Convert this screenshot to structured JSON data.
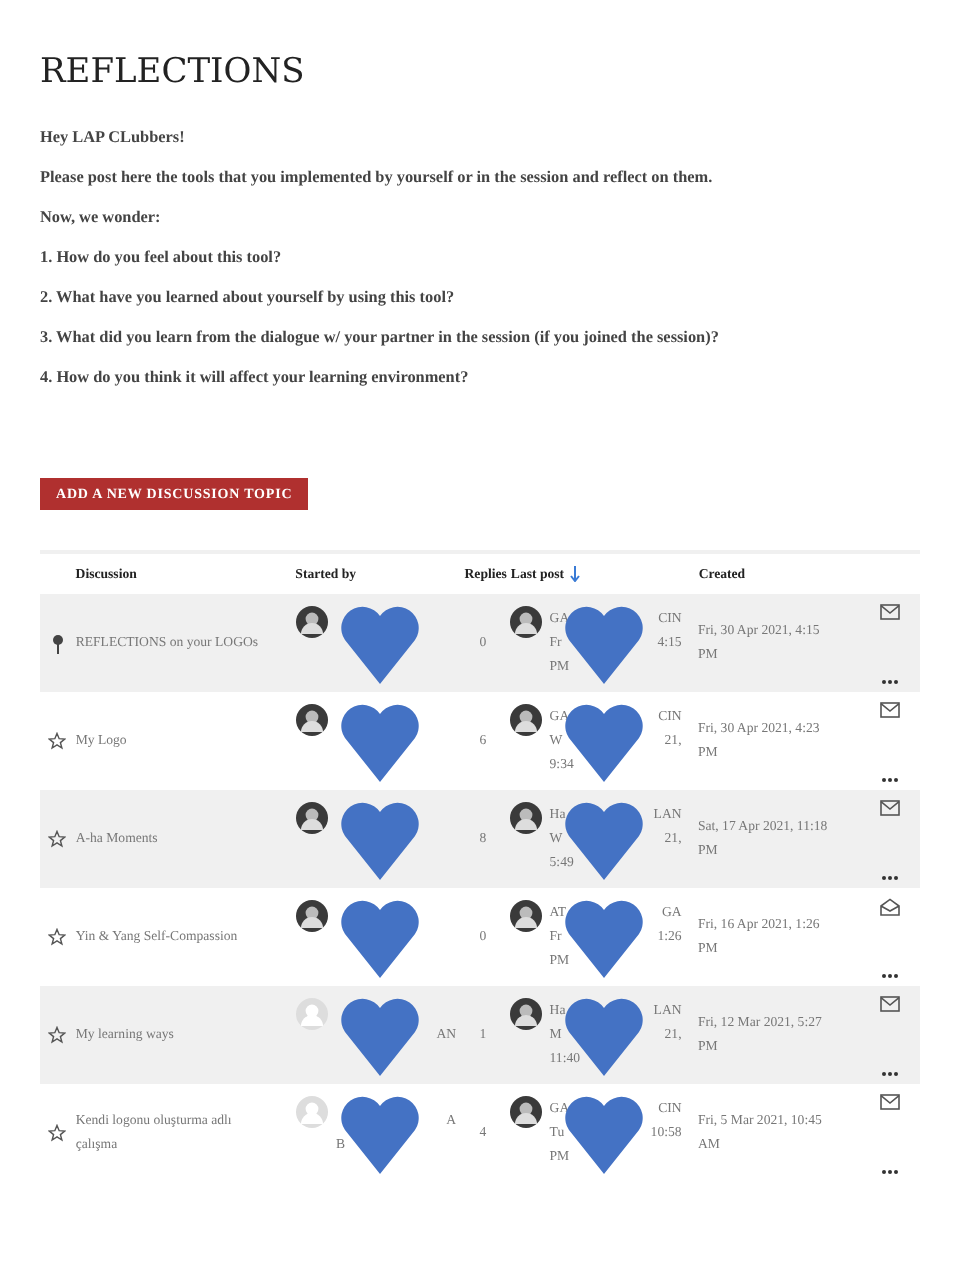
{
  "title": "REFLECTIONS",
  "intro": [
    "Hey LAP CLubbers!",
    "Please post here the tools that you implemented by yourself or in the session and reflect on them.",
    "Now, we wonder:",
    "1. How do you feel about this tool?",
    "2. What have you learned about yourself by using this tool?",
    "3. What did you learn from the dialogue w/ your partner in the session (if you joined the session)?",
    "4. How do you think it will affect your learning environment?"
  ],
  "add_button": "ADD A NEW DISCUSSION TOPIC",
  "columns": [
    "Discussion",
    "Started by",
    "Replies",
    "Last post",
    "Created"
  ],
  "rows": [
    {
      "pinned": true,
      "discussion": "REFLECTIONS on your LOGOs",
      "starter_photo": true,
      "starter": [],
      "replies": "0",
      "last_photo": true,
      "last_post": [
        {
          "l": "GA",
          "r": "CIN"
        },
        {
          "l": "Fr",
          "r": "4:15"
        },
        {
          "l": "PM"
        }
      ],
      "created": "Fri, 30 Apr 2021, 4:15 PM",
      "envelope_open": false
    },
    {
      "pinned": false,
      "discussion": "My Logo",
      "starter_photo": true,
      "starter": [],
      "replies": "6",
      "last_photo": true,
      "last_post": [
        {
          "l": "GA",
          "r": "CIN"
        },
        {
          "l": "W",
          "r": "21,"
        },
        {
          "l": "9:34"
        }
      ],
      "created": "Fri, 30 Apr 2021, 4:23 PM",
      "envelope_open": false
    },
    {
      "pinned": false,
      "discussion": "A-ha Moments",
      "starter_photo": true,
      "starter": [],
      "replies": "8",
      "last_photo": true,
      "last_post": [
        {
          "l": "Ha",
          "r": "LAN"
        },
        {
          "l": "W",
          "r": "21,"
        },
        {
          "l": "5:49"
        }
      ],
      "created": "Sat, 17 Apr 2021, 11:18 PM",
      "envelope_open": false
    },
    {
      "pinned": false,
      "discussion": "Yin & Yang Self-Compassion",
      "starter_photo": true,
      "starter": [],
      "replies": "0",
      "last_photo": true,
      "last_post": [
        {
          "l": "AT",
          "r": "GA"
        },
        {
          "l": "Fr",
          "r": "1:26"
        },
        {
          "l": "PM"
        }
      ],
      "created": "Fri, 16 Apr 2021, 1:26 PM",
      "envelope_open": true
    },
    {
      "pinned": false,
      "discussion": "My learning ways",
      "starter_photo": false,
      "starter": [
        {
          "r": "AN"
        }
      ],
      "replies": "1",
      "last_photo": true,
      "last_post": [
        {
          "l": "Ha",
          "r": "LAN"
        },
        {
          "l": "M",
          "r": "21,"
        },
        {
          "l": "11:40"
        }
      ],
      "created": "Fri, 12 Mar 2021, 5:27 PM",
      "envelope_open": false
    },
    {
      "pinned": false,
      "discussion": "Kendi logonu oluşturma adlı çalışma",
      "starter_photo": false,
      "starter": [
        {
          "r": "A"
        },
        {
          "l": "B"
        }
      ],
      "replies": "4",
      "last_photo": true,
      "last_post": [
        {
          "l": "GA",
          "r": "CIN"
        },
        {
          "l": "Tu",
          "r": "10:58"
        },
        {
          "l": "PM"
        }
      ],
      "created": "Fri, 5 Mar 2021, 10:45 AM",
      "envelope_open": false
    }
  ]
}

━━━━━━

> _YOUR OBJECTIVE_: Write out all the entries word for word, but skip any images.

> _CORRECT OUTPUT_:
Convert this screenshot to structured JSON data.
{
  "title": "REFLECTIONS",
  "intro": [
    "Hey LAP CLubbers!",
    "Please post here the tools that you implemented by yourself or in the session and reflect on them.",
    "Now, we wonder:",
    "1. How do you feel about this tool?",
    "2. What have you learned about yourself by using this tool?",
    "3. What did you learn from the dialogue w/ your partner in the session (if you joined the session)?",
    "4. How do you think it will affect your learning environment?"
  ],
  "add_button": "ADD A NEW DISCUSSION TOPIC",
  "columns": [
    "Discussion",
    "Started by",
    "Replies",
    "Last post",
    "Created"
  ],
  "rows": [
    {
      "pinned": true,
      "discussion": "REFLECTIONS on your LOGOs",
      "starter_photo": true,
      "starter": [],
      "replies": "0",
      "last_photo": true,
      "last_post": [
        {
          "l": "GA",
          "r": "CIN"
        },
        {
          "l": "Fr",
          "r": "4:15"
        },
        {
          "l": "PM"
        }
      ],
      "created": "Fri, 30 Apr 2021, 4:15 PM",
      "envelope_open": false
    },
    {
      "pinned": false,
      "discussion": "My Logo",
      "starter_photo": true,
      "starter": [],
      "replies": "6",
      "last_photo": true,
      "last_post": [
        {
          "l": "GA",
          "r": "CIN"
        },
        {
          "l": "W",
          "r": "21,"
        },
        {
          "l": "9:34"
        }
      ],
      "created": "Fri, 30 Apr 2021, 4:23 PM",
      "envelope_open": false
    },
    {
      "pinned": false,
      "discussion": "A-ha Moments",
      "starter_photo": true,
      "starter": [],
      "replies": "8",
      "last_photo": true,
      "last_post": [
        {
          "l": "Ha",
          "r": "LAN"
        },
        {
          "l": "W",
          "r": "21,"
        },
        {
          "l": "5:49"
        }
      ],
      "created": "Sat, 17 Apr 2021, 11:18 PM",
      "envelope_open": false
    },
    {
      "pinned": false,
      "discussion": "Yin & Yang Self-Compassion",
      "starter_photo": true,
      "starter": [],
      "replies": "0",
      "last_photo": true,
      "last_post": [
        {
          "l": "AT",
          "r": "GA"
        },
        {
          "l": "Fr",
          "r": "1:26"
        },
        {
          "l": "PM"
        }
      ],
      "created": "Fri, 16 Apr 2021, 1:26 PM",
      "envelope_open": true
    },
    {
      "pinned": false,
      "discussion": "My learning ways",
      "starter_photo": false,
      "starter": [
        {
          "r": "AN"
        }
      ],
      "replies": "1",
      "last_photo": true,
      "last_post": [
        {
          "l": "Ha",
          "r": "LAN"
        },
        {
          "l": "M",
          "r": "21,"
        },
        {
          "l": "11:40"
        }
      ],
      "created": "Fri, 12 Mar 2021, 5:27 PM",
      "envelope_open": false
    },
    {
      "pinned": false,
      "discussion": "Kendi logonu oluşturma adlı çalışma",
      "starter_photo": false,
      "starter": [
        {
          "r": "A"
        },
        {
          "l": "B"
        }
      ],
      "replies": "4",
      "last_photo": true,
      "last_post": [
        {
          "l": "GA",
          "r": "CIN"
        },
        {
          "l": "Tu",
          "r": "10:58"
        },
        {
          "l": "PM"
        }
      ],
      "created": "Fri, 5 Mar 2021, 10:45 AM",
      "envelope_open": false
    }
  ]
}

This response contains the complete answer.